■ EXCERPTED PASSAGE ■
=-=-=-=-=
March 2009

New from NRMLA

Following is an article that was published in the National Reverse Mortgage Lenders Assoc. newletter this month.

March 2009
 
REVERSE PROSPECTS IMPROVE WITH LOAN LIMIT BOOST
 
By Karen Epper Hoffman
 
The recent increase of the national loan limit for Home Equity Conversion Mortgages (HECMs) is barely a month old and already lenders see it as a game-changer.
 
The federally insured HECM limit climbed to $625,500 from $417,000 on Feb. 17, when President Obama signed the American Recovery and Reinvestment Act of 2009 into law. The higher loan limit, which stays in effect until yearend, follows by less than four months an increase of the loan limit to $417,000; previously, the loan limit varied by county and maxed out at $362,790.
 
The financial crisis has accentuated the value of the higher limit. With so many seniors reeling from diminishing investments, weakened home values, and scant availability of consumer credit, many reverse mortgage originators say the HECM increase offers a valuable option to cash-strapped seniors.
=-=-=-=-=
■ MATERIAL PROVIDED ■
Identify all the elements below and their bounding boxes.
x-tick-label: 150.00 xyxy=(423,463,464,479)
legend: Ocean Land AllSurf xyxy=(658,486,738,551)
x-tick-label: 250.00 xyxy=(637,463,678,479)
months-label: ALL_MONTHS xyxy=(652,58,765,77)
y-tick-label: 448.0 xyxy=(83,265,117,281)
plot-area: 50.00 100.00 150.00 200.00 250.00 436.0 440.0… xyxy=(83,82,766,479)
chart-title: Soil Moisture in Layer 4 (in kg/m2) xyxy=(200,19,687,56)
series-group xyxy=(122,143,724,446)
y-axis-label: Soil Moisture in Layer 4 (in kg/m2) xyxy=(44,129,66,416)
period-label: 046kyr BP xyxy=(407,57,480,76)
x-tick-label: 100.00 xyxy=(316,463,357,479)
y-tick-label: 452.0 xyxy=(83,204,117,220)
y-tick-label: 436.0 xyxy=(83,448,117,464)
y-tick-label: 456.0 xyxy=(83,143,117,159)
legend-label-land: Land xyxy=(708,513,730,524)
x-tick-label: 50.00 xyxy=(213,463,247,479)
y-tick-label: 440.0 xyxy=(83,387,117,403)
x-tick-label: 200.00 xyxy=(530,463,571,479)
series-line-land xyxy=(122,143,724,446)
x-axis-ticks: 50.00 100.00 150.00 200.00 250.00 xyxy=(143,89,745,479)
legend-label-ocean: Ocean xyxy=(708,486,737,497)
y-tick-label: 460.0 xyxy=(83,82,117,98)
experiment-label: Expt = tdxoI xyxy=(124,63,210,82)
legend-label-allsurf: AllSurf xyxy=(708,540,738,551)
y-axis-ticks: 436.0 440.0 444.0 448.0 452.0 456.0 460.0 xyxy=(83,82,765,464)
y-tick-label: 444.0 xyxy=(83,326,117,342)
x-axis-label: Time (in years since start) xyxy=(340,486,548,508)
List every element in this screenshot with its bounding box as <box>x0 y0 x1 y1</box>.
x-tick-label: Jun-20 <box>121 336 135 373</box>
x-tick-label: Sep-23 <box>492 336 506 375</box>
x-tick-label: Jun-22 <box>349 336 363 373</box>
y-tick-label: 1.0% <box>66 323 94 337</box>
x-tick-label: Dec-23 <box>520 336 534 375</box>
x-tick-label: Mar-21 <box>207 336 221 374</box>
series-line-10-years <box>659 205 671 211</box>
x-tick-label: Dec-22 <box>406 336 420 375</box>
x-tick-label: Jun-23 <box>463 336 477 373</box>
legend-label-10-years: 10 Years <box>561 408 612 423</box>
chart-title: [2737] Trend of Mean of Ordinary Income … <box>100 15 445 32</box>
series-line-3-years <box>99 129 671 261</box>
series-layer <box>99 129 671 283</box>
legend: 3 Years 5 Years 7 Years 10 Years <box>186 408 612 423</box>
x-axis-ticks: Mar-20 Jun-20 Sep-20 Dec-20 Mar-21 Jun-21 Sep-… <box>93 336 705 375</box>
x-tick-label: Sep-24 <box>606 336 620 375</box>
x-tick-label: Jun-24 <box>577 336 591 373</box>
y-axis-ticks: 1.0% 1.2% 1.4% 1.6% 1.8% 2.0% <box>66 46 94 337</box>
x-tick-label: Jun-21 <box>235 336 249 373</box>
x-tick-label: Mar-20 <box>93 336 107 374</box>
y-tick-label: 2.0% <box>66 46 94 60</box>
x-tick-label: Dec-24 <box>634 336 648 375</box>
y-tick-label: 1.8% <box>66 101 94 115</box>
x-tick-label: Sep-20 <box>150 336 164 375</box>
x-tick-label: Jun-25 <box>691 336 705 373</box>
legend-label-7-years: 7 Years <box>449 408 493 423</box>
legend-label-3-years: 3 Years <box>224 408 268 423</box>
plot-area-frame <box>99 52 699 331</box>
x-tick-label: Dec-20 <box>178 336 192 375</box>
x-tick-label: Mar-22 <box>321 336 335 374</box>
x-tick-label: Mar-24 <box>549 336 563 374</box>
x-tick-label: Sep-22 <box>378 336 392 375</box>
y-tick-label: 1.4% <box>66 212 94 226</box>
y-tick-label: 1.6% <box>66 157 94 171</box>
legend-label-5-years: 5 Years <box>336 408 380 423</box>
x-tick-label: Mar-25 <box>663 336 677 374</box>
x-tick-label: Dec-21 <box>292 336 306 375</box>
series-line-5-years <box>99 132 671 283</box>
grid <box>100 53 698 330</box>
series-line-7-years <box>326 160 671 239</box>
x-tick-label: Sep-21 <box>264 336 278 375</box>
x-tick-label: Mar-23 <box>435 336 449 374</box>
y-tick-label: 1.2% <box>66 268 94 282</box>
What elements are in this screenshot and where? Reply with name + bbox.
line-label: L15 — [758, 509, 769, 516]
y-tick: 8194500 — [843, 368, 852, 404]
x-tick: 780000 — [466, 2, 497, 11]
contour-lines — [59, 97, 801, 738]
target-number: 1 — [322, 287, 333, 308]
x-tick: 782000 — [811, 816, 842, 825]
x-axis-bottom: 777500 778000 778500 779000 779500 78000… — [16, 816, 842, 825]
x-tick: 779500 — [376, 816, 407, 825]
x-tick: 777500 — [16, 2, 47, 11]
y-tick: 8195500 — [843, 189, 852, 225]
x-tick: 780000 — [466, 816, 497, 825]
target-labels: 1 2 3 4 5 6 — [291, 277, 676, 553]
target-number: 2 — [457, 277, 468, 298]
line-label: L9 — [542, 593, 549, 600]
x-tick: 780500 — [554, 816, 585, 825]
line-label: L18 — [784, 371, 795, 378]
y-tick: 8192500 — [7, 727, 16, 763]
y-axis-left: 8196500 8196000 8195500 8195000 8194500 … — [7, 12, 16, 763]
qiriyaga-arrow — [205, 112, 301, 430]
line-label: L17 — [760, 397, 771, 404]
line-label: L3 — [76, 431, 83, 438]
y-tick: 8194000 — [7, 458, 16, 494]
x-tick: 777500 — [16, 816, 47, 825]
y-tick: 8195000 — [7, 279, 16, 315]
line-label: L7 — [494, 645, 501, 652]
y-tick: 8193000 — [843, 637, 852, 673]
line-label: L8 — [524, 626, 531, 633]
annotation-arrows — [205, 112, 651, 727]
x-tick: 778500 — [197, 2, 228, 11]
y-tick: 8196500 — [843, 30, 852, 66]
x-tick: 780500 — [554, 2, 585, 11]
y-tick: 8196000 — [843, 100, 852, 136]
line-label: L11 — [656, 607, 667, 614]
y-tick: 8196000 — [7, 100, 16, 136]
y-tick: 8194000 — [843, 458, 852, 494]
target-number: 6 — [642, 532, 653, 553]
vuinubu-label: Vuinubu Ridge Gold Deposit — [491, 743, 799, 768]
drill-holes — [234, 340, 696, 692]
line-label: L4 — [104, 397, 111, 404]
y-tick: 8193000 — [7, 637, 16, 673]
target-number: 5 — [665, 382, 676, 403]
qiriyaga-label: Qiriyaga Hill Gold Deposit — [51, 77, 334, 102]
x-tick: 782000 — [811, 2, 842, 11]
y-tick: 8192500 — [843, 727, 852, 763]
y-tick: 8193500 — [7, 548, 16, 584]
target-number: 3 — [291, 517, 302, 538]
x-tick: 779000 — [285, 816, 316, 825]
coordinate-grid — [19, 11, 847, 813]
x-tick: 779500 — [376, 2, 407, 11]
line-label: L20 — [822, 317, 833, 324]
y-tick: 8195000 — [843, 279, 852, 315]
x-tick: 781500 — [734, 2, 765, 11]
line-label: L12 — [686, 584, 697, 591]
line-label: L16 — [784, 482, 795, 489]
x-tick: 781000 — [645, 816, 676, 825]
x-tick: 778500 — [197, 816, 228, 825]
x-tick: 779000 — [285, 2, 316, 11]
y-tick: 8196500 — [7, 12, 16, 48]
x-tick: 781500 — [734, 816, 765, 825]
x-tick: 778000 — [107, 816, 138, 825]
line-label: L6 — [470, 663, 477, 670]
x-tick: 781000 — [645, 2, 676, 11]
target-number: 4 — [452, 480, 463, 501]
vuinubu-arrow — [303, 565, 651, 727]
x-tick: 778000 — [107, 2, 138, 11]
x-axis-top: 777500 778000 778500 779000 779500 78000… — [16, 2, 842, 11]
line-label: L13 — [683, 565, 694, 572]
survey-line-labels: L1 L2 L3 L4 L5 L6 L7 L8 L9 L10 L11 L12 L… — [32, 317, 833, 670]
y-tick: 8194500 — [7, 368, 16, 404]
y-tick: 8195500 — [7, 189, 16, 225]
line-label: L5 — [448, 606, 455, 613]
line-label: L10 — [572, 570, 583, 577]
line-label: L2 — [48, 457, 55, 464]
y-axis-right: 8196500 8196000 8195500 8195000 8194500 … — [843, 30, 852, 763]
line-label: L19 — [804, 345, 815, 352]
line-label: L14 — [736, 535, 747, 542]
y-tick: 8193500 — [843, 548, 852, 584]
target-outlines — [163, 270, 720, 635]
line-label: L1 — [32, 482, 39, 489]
=-=-=-=-=
Continue the article about the higher HECM loan limit, starting after its last sentence.

■ EXERCISE RESPONSE ■
“This increase is going to help a lot of people after that triple whammy,” said Michael Branson, chief executive of All-Reverse Mortgage Co., Garden Grove, Calif.  “Many people come to use saying ‘if I sell right now I’ll lose my shirt.’ A reverse mortgage can be the only alternative to a fire sale of the property.”The interest in higher-limit HECMS is coming from the more affluent end of the marketplace, lenders said. Many wealthy consumers are finding their investment portfolios depleted, making them cash-poor, yet still house-rich. This is especially true for seniors living in coastal states, like California, Massachusetts, New York, or Washington, where housing prices are historically higher.
 
“There’s a lot more interest in [HECM] coming from people with homes in the million-dollar range,” said Maggie O’Connell, broker for Reverse Mortgage Store of Livermore, Calif.
 
Michael Odden, vice president and reverse mortgage product manager for M&I Bank in Milwaukee, Wisc., said the old HECM loan limits below $370,000 hamstrung the affluent market.
 
“A lot of people around here retire to their lake house, which can be worth $500,000 or more,” Odden said. “The new limit really opens this market up.”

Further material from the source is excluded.